WRITTEN INSTRUCTION:
Your task is to repeat the listing exactly.

Records about charts and figures:
* Begin *
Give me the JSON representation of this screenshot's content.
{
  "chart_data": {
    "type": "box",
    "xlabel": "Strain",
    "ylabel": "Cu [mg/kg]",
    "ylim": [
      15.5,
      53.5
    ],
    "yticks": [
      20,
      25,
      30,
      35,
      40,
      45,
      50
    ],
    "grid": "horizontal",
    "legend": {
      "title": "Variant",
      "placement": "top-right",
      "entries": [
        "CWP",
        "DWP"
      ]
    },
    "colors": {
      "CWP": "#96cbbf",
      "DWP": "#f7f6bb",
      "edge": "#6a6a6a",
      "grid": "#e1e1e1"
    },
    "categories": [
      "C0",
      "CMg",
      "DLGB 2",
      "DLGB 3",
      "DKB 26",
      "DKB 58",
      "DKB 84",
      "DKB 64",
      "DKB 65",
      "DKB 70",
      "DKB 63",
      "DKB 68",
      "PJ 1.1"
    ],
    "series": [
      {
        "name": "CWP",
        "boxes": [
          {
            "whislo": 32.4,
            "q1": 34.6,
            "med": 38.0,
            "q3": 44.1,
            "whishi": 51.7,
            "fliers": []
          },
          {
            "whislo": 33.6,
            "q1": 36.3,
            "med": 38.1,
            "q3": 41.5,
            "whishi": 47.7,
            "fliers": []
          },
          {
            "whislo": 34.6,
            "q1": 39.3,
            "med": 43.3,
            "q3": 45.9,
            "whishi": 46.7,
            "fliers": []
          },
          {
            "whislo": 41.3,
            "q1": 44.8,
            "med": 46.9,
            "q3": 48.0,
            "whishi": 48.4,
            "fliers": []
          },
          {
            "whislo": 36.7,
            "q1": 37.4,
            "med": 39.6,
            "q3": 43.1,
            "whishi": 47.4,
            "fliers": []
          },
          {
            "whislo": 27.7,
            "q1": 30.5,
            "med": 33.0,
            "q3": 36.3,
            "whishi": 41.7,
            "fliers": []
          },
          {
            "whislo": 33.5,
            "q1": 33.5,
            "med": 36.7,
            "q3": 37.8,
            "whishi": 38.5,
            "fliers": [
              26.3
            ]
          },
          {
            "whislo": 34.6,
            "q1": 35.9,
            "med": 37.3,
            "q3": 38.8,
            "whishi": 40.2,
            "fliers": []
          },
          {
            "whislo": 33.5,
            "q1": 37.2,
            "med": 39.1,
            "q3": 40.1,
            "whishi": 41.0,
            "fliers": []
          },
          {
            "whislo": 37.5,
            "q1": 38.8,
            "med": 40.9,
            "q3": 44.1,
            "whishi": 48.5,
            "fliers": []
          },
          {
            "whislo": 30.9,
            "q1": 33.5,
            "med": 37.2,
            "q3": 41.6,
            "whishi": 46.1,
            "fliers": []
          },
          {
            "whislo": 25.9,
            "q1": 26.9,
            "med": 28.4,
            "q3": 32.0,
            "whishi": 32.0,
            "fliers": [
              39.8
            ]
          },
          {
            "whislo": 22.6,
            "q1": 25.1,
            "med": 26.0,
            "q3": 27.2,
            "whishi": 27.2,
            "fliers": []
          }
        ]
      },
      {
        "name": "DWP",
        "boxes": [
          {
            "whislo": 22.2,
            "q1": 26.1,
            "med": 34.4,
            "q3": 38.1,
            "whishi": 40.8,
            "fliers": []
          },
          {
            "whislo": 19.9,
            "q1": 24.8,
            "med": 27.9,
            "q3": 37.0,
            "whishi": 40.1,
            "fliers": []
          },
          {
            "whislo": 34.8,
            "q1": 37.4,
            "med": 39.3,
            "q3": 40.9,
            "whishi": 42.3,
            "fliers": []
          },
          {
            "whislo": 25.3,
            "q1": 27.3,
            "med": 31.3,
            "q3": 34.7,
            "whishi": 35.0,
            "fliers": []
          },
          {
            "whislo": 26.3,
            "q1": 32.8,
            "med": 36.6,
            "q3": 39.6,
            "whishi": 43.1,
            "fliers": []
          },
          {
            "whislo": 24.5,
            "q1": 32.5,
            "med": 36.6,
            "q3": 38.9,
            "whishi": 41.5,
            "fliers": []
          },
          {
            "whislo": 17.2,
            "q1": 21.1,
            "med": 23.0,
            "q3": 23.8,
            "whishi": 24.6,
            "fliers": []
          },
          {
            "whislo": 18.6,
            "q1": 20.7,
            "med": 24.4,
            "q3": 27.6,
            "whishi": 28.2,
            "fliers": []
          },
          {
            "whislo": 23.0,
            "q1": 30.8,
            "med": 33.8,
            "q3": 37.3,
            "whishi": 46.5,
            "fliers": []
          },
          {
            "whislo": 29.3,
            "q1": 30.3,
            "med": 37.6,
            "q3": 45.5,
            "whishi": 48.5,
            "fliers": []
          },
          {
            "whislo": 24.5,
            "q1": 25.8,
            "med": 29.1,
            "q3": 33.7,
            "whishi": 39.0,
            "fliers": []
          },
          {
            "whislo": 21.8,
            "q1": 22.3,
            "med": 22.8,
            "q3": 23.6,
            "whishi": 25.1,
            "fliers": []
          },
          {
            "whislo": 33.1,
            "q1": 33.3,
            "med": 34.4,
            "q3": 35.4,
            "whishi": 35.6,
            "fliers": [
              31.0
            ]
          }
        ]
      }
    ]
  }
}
* End *
RESPONSE:
Give me the JSON representation of this screenshot's content.
{
  "chart_data": {
    "type": "box",
    "xlabel": "Strain",
    "ylabel": "Cu [mg/kg]",
    "ylim": [
      15.5,
      53.5
    ],
    "yticks": [
      20,
      25,
      30,
      35,
      40,
      45,
      50
    ],
    "grid": "horizontal",
    "legend": {
      "title": "Variant",
      "placement": "top-right",
      "entries": [
        "CWP",
        "DWP"
      ]
    },
    "colors": {
      "CWP": "#96cbbf",
      "DWP": "#f7f6bb",
      "edge": "#6a6a6a",
      "grid": "#e1e1e1"
    },
    "categories": [
      "C0",
      "CMg",
      "DLGB 2",
      "DLGB 3",
      "DKB 26",
      "DKB 58",
      "DKB 84",
      "DKB 64",
      "DKB 65",
      "DKB 70",
      "DKB 63",
      "DKB 68",
      "PJ 1.1"
    ],
    "series": [
      {
        "name": "CWP",
        "boxes": [
          {
            "whislo": 32.4,
            "q1": 34.6,
            "med": 38.0,
            "q3": 44.1,
            "whishi": 51.7,
            "fliers": []
          },
          {
            "whislo": 33.6,
            "q1": 36.3,
            "med": 38.1,
            "q3": 41.5,
            "whishi": 47.7,
            "fliers": []
          },
          {
            "whislo": 34.6,
            "q1": 39.3,
            "med": 43.3,
            "q3": 45.9,
            "whishi": 46.7,
            "fliers": []
          },
          {
            "whislo": 41.3,
            "q1": 44.8,
            "med": 46.9,
            "q3": 48.0,
            "whishi": 48.4,
            "fliers": []
          },
          {
            "whislo": 36.7,
            "q1": 37.4,
            "med": 39.6,
            "q3": 43.1,
            "whishi": 47.4,
            "fliers": []
          },
          {
            "whislo": 27.7,
            "q1": 30.5,
            "med": 33.0,
            "q3": 36.3,
            "whishi": 41.7,
            "fliers": []
          },
          {
            "whislo": 33.5,
            "q1": 33.5,
            "med": 36.7,
            "q3": 37.8,
            "whishi": 38.5,
            "fliers": [
              26.3
            ]
          },
          {
            "whislo": 34.6,
            "q1": 35.9,
            "med": 37.3,
            "q3": 38.8,
            "whishi": 40.2,
            "fliers": []
          },
          {
            "whislo": 33.5,
            "q1": 37.2,
            "med": 39.1,
            "q3": 40.1,
            "whishi": 41.0,
            "fliers": []
          },
          {
            "whislo": 37.5,
            "q1": 38.8,
            "med": 40.9,
            "q3": 44.1,
            "whishi": 48.5,
            "fliers": []
          },
          {
            "whislo": 30.9,
            "q1": 33.5,
            "med": 37.2,
            "q3": 41.6,
            "whishi": 46.1,
            "fliers": []
          },
          {
            "whislo": 25.9,
            "q1": 26.9,
            "med": 28.4,
            "q3": 32.0,
            "whishi": 32.0,
            "fliers": [
              39.8
            ]
          },
          {
            "whislo": 22.6,
            "q1": 25.1,
            "med": 26.0,
            "q3": 27.2,
            "whishi": 27.2,
            "fliers": []
          }
        ]
      },
      {
        "name": "DWP",
        "boxes": [
          {
            "whislo": 22.2,
            "q1": 26.1,
            "med": 34.4,
            "q3": 38.1,
            "whishi": 40.8,
            "fliers": []
          },
          {
            "whislo": 19.9,
            "q1": 24.8,
            "med": 27.9,
            "q3": 37.0,
            "whishi": 40.1,
            "fliers": []
          },
          {
            "whislo": 34.8,
            "q1": 37.4,
            "med": 39.3,
            "q3": 40.9,
            "whishi": 42.3,
            "fliers": []
          },
          {
            "whislo": 25.3,
            "q1": 27.3,
            "med": 31.3,
            "q3": 34.7,
            "whishi": 35.0,
            "fliers": []
          },
          {
            "whislo": 26.3,
            "q1": 32.8,
            "med": 36.6,
            "q3": 39.6,
            "whishi": 43.1,
            "fliers": []
          },
          {
            "whislo": 24.5,
            "q1": 32.5,
            "med": 36.6,
            "q3": 38.9,
            "whishi": 41.5,
            "fliers": []
          },
          {
            "whislo": 17.2,
            "q1": 21.1,
            "med": 23.0,
            "q3": 23.8,
            "whishi": 24.6,
            "fliers": []
          },
          {
            "whislo": 18.6,
            "q1": 20.7,
            "med": 24.4,
            "q3": 27.6,
            "whishi": 28.2,
            "fliers": []
          },
          {
            "whislo": 23.0,
            "q1": 30.8,
            "med": 33.8,
            "q3": 37.3,
            "whishi": 46.5,
            "fliers": []
          },
          {
            "whislo": 29.3,
            "q1": 30.3,
            "med": 37.6,
            "q3": 45.5,
            "whishi": 48.5,
            "fliers": []
          },
          {
            "whislo": 24.5,
            "q1": 25.8,
            "med": 29.1,
            "q3": 33.7,
            "whishi": 39.0,
            "fliers": []
          },
          {
            "whislo": 21.8,
            "q1": 22.3,
            "med": 22.8,
            "q3": 23.6,
            "whishi": 25.1,
            "fliers": []
          },
          {
            "whislo": 33.1,
            "q1": 33.3,
            "med": 34.4,
            "q3": 35.4,
            "whishi": 35.6,
            "fliers": [
              31.0
            ]
          }
        ]
      }
    ]
  }
}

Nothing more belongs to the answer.